GIVEN ENTRIES start

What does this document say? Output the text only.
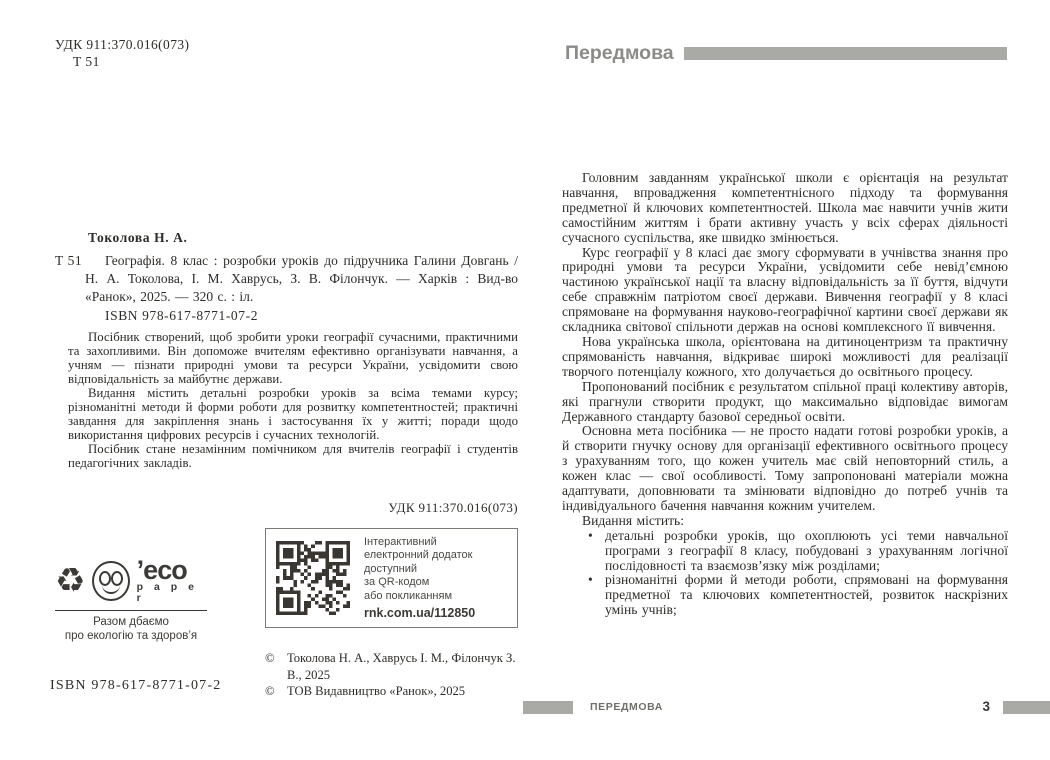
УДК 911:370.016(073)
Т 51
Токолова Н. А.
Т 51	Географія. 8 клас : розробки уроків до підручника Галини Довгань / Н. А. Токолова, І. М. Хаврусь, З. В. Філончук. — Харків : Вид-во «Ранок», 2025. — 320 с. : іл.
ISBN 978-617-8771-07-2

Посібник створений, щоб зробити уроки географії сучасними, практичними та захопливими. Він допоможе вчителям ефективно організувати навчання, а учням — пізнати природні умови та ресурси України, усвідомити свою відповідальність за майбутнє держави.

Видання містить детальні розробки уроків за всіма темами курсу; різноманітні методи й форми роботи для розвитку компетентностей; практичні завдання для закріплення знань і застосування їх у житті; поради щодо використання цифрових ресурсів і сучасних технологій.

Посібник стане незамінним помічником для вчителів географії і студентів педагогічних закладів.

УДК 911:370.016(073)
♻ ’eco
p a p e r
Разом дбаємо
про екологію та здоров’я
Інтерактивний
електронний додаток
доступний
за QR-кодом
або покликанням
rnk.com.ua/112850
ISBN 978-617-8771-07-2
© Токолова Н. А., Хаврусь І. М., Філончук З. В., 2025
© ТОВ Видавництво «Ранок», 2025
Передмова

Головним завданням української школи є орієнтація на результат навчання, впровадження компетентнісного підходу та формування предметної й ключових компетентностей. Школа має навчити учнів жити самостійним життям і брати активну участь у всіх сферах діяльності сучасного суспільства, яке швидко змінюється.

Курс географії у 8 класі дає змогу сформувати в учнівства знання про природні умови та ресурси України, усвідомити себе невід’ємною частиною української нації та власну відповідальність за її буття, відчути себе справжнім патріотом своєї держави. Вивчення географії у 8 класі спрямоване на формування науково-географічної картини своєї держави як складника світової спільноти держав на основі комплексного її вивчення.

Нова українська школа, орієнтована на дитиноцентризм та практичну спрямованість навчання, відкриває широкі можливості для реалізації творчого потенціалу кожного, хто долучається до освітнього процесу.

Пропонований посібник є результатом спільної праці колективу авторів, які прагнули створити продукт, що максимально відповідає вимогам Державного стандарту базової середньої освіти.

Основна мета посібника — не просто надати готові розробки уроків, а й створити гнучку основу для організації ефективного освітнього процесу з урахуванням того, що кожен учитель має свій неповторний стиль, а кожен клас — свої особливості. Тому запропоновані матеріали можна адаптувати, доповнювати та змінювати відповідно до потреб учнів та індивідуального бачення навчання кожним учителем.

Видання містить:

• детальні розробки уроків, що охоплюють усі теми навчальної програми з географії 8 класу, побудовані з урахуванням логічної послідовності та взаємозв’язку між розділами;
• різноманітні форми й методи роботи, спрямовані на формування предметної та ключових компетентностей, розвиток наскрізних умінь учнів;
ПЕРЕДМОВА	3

GIVEN ENTRIES end

PROBLEM REQUIREMENTS: Copy whichever lines in the listing above contain the word "Токолова".

CORRECT ANSWER:
Токолова Н. А.
Т 51	Географія. 8 клас : розробки уроків до підручника Галини Довгань / Н. А. Токолова, І. М. Хаврусь, З. В. Філончук. — Харків : Вид-во «Ранок», 2025. — 320 с. : іл.
© Токолова Н. А., Хаврусь І. М., Філончук З. В., 2025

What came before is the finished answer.